*OBJECTIVE*. Locate every line in the records below that contains the word "state", and copy each one.

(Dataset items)
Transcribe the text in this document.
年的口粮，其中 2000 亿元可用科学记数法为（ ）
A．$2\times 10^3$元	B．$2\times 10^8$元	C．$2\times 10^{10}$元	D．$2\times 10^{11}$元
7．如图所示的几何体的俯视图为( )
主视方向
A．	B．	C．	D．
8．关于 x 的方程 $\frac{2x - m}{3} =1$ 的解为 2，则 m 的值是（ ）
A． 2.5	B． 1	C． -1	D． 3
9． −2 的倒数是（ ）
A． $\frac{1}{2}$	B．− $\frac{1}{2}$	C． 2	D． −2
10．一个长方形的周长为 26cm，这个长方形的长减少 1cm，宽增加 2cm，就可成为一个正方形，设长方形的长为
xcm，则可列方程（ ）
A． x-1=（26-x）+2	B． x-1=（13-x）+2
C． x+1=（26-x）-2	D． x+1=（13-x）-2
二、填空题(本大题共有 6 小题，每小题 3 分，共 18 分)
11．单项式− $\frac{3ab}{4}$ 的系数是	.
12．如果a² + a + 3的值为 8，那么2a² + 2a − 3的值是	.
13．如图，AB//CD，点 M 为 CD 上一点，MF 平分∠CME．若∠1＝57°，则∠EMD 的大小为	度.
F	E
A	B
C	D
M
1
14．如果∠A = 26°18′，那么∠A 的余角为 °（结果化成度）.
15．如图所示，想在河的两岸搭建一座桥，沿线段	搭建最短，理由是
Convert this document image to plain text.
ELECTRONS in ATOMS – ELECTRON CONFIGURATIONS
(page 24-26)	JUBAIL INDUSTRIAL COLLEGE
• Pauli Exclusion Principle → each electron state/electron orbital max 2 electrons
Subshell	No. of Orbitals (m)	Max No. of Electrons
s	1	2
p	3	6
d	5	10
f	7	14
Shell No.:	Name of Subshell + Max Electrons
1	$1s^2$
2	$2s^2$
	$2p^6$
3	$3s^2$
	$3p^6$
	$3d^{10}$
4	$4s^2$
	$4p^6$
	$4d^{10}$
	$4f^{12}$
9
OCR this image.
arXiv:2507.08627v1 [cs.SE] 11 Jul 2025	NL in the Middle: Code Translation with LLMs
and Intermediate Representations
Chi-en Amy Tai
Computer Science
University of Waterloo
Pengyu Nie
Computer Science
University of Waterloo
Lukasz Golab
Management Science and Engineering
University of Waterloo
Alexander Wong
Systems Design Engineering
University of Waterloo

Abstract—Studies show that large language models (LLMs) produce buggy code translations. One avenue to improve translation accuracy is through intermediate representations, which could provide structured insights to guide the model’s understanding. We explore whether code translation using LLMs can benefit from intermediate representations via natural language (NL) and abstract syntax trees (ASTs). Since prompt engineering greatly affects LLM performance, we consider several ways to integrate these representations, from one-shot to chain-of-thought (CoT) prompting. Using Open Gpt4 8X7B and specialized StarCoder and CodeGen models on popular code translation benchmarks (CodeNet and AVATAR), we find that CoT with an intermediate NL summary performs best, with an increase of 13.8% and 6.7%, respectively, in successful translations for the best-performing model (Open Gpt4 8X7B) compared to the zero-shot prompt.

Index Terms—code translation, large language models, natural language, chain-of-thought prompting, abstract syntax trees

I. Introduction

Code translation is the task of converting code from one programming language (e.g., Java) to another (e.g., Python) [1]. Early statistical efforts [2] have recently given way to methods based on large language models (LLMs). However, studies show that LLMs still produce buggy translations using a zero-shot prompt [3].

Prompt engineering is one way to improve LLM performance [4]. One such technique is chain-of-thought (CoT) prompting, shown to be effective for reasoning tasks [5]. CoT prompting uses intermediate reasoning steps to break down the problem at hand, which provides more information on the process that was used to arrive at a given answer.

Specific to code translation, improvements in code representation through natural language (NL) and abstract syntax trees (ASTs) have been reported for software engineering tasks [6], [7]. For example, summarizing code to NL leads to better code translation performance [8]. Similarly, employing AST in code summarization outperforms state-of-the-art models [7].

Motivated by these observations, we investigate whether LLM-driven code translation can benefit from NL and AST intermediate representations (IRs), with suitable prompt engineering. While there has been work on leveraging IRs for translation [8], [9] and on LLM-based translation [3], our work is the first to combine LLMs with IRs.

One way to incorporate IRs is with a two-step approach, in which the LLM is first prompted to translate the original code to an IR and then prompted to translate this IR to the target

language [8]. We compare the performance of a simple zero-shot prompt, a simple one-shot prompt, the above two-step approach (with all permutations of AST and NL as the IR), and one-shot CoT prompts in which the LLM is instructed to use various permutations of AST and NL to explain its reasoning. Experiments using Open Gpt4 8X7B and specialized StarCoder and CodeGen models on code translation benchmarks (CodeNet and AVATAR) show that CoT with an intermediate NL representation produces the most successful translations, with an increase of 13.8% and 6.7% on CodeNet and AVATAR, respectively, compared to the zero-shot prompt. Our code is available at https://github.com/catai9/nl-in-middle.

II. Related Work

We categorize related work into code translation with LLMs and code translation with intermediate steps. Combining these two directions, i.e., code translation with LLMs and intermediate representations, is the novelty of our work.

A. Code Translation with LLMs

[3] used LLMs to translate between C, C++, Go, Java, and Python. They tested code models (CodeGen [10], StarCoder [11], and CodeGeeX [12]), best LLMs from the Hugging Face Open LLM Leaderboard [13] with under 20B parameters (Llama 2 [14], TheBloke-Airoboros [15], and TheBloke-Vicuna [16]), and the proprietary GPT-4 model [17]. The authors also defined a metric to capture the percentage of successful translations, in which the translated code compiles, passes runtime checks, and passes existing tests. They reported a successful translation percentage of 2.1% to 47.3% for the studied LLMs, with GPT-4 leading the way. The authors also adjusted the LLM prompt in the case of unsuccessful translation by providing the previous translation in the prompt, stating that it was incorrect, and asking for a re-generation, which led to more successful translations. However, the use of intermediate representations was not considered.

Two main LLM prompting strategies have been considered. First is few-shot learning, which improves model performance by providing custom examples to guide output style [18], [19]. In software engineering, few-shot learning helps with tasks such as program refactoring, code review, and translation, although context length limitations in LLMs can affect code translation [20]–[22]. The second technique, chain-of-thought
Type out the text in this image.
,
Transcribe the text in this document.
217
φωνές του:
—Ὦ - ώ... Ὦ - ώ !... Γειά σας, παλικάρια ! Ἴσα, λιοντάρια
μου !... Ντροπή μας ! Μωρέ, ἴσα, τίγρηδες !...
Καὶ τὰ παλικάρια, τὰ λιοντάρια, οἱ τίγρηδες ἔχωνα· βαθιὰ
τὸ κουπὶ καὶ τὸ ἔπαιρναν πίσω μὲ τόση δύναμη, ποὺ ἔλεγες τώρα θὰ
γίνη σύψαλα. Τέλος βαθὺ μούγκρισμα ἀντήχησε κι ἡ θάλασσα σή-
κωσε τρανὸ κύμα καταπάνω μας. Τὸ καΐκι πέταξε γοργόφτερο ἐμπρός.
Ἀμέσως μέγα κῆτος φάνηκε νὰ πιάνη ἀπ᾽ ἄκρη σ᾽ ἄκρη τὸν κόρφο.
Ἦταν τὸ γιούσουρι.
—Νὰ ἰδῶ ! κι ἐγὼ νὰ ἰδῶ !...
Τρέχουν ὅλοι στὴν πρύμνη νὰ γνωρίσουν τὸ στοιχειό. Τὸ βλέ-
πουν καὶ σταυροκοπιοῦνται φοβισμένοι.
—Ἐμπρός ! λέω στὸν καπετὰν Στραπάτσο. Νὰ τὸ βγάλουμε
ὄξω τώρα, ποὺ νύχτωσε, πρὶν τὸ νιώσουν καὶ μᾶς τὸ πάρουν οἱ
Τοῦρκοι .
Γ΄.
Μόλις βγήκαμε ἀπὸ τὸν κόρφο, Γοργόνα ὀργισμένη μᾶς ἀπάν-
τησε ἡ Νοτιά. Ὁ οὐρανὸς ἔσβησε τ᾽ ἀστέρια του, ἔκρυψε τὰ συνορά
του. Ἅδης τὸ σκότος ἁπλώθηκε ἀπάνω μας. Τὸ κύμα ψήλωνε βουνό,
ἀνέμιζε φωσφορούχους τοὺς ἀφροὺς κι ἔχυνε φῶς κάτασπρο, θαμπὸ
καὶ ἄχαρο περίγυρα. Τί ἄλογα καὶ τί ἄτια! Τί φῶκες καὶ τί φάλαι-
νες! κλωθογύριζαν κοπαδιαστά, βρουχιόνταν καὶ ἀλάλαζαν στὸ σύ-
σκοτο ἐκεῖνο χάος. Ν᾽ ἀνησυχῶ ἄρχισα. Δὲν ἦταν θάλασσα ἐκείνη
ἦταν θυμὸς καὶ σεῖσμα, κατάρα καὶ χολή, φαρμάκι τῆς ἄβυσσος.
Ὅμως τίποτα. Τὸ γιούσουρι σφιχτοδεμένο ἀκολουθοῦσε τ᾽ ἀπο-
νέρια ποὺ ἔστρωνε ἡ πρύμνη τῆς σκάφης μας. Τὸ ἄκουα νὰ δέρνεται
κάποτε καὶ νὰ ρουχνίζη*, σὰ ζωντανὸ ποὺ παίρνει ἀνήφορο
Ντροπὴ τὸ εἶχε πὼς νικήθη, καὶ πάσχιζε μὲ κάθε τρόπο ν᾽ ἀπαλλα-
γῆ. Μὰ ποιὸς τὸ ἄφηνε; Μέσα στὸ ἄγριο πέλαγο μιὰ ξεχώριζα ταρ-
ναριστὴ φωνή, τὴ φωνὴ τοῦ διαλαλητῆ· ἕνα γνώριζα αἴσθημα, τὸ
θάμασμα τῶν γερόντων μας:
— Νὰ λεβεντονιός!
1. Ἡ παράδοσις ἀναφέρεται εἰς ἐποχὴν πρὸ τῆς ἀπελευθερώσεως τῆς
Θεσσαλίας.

*RESULT OF THIS TASK*.
• Pauli Exclusion Principle → each electron state/electron orbital max 2 electrons
Specific to code translation, improvements in code representation through natural language (NL) and abstract syntax trees (ASTs) have been reported for software engineering tasks [6], [7]. For example, summarizing code to NL leads to better code translation performance [8]. Similarly, employing AST in code summarization outperforms state-of-the-art models [7].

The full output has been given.